• **TASK GOAL**: Go through each line of the records below and count those with the word "type"; give only the total.

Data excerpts
## Begin

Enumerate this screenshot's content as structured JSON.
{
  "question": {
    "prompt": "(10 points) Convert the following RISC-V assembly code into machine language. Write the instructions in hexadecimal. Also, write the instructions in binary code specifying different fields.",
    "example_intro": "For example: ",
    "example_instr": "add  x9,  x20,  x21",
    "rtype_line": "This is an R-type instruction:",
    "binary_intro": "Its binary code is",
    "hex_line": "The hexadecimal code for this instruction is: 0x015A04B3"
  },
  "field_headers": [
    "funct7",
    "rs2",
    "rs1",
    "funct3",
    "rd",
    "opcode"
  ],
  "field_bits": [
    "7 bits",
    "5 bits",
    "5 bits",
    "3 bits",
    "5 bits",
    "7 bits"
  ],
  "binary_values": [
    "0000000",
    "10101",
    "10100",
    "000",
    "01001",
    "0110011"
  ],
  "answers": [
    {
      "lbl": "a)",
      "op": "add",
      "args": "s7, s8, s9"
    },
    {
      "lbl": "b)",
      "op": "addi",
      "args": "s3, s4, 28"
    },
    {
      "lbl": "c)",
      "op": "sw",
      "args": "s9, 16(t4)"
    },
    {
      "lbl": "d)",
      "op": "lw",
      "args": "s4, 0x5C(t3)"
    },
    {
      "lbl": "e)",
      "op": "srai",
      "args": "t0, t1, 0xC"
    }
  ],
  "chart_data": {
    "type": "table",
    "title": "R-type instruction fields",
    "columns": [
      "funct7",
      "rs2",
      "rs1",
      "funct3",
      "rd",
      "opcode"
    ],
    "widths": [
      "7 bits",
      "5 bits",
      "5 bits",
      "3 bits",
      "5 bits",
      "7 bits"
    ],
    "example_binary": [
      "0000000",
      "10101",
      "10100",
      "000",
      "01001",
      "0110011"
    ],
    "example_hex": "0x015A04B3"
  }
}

## End

• **EXERCISE RESULT**: 3